WORK TO BE COMPLETED
Each line that holds the word "Pädagogische" counts once; report the total and nothing else.

RECORDS FOR THIS EXERCISE

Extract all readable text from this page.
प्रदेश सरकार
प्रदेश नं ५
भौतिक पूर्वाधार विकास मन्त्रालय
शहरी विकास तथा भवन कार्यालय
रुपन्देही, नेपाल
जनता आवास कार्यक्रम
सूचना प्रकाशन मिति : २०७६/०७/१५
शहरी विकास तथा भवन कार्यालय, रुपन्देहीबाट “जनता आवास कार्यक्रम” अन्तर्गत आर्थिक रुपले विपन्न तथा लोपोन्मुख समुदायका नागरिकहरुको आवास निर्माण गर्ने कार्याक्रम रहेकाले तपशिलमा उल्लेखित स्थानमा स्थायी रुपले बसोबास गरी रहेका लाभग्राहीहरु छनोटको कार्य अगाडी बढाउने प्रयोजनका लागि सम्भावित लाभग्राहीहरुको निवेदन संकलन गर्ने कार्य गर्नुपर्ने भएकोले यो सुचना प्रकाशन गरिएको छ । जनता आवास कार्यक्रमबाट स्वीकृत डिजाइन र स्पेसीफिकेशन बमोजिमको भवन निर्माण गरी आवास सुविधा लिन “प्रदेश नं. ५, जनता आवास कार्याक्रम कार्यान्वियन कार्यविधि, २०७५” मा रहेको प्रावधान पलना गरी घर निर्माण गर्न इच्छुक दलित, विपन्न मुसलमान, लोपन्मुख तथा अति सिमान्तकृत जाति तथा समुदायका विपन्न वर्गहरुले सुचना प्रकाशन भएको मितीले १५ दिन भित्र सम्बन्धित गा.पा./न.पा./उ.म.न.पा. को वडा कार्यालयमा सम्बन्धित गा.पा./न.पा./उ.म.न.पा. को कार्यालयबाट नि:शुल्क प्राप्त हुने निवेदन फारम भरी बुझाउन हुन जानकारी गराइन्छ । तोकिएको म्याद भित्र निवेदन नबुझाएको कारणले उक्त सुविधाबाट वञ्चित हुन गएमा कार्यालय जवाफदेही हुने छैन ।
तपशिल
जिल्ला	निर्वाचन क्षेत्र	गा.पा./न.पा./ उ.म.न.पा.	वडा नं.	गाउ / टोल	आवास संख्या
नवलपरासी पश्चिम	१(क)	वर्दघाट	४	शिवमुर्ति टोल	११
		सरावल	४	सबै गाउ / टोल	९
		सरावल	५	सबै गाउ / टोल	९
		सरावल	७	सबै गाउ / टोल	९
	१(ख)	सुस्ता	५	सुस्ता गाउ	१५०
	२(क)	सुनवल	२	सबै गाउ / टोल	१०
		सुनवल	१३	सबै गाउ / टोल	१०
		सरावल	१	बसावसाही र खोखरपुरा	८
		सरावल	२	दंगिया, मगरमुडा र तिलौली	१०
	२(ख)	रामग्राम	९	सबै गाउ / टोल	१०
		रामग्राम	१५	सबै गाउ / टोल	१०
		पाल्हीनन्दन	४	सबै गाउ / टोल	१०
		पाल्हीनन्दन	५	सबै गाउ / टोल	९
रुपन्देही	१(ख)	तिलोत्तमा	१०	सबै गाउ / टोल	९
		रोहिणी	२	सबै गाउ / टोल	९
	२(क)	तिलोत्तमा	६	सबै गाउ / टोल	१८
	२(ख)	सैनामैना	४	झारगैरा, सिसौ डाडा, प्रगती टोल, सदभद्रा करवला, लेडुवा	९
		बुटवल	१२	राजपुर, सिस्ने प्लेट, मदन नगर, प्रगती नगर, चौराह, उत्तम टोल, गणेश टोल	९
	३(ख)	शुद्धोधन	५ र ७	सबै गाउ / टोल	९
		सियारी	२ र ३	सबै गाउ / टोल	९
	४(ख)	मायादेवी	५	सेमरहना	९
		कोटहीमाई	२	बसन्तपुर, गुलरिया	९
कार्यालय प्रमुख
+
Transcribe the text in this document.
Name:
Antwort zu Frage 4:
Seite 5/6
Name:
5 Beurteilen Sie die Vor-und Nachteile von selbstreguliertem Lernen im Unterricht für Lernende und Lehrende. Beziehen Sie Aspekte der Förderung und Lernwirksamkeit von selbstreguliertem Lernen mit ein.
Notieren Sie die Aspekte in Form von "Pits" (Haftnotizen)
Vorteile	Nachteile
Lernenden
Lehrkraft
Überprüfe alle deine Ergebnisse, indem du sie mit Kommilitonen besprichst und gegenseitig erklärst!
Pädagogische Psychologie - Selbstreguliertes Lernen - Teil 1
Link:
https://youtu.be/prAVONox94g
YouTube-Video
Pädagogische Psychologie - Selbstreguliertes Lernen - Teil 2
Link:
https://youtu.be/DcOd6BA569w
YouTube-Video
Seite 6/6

RESPONSE TO THE TASK
2